» Requirements:
a) Please copy out the interview transcript word for word, from "Right. And they" to "that your idea?".
b) In the interview transcript, for how long does Crean offer to guarantee the Speaker's position?

Neil Andrew who I understand is the Prime Minister’s choice. But take it away from the Party room determining it, let the Prime Minister and me move a joint motion in the Parliament putting him in and we will guarantee him the next two terms. On the basis that the position rotates, alternates to our choice after that.

CARLTON:

What from Government to Opposition, to Government to Opposition?

CREAN:

Yes.

CARLTON:

Right.

CREAN:

And what we should do at the same time is allow us to nominate the Deputy Speaker now for the same conditions, the next two terms.

CARLTON:

So there would be a Government, a Liberal Party Speaker drawn from the Government ranks and the Deputy Speaker drawn from the Opposition ranks?

CREAN:

Right. And they would have, they would not be contested for the next two terms in the House, they would obviously have to contest their seats but they wouldn’t be contested in the House.

CARLTON:

This would be more like the British system where the Speaker of the House of Commons is above Party politics, doesn’t attend Party room meetings all that sort of thing. Is that your idea?

CREAN:

That’s right. That’s what we would be aiming for to have the Speaker truly preside over the place, build confidence in his ability to be fair and impartial and not at the beck and call of the government of the day with the numbers and to bring some order back into the place.

» Available data:
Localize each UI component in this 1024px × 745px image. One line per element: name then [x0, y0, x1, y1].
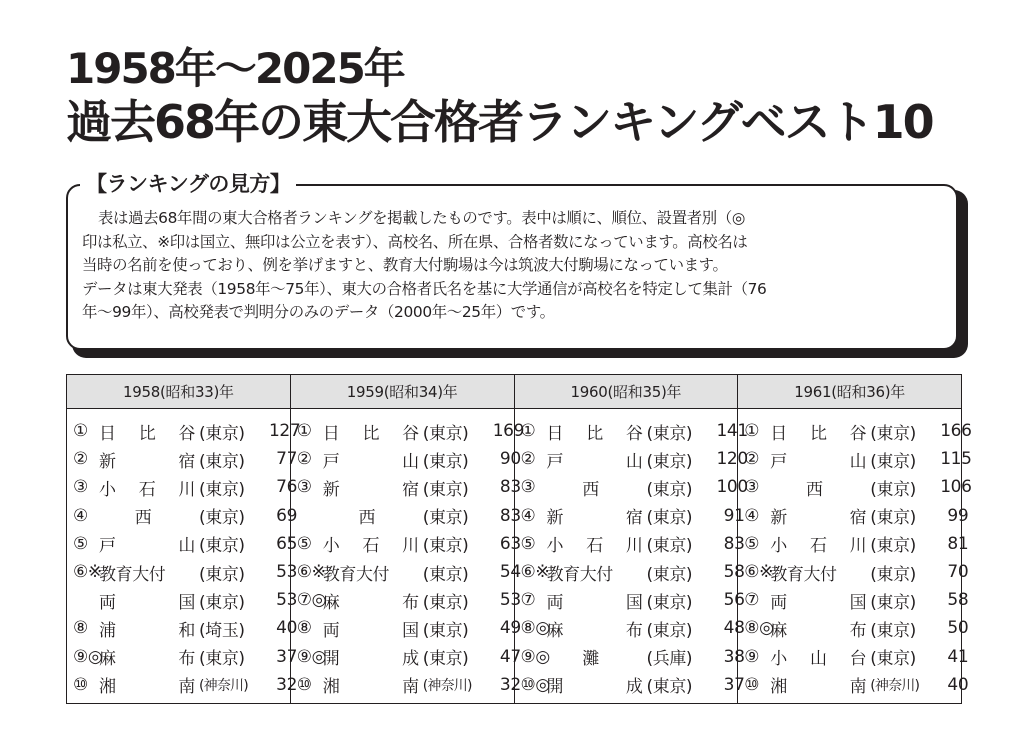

» Exercise results:
a)
Right. And they would have, they would not be contested for the next two terms in the House, they would obviously have to contest their seats but they wouldn’t be contested in the House.

CARLTON:

This would be more like the British system where the Speaker of the House of Commons is above Party politics, doesn’t attend Party room meetings all that sort of thing. Is that your idea?

b) For the next two terms.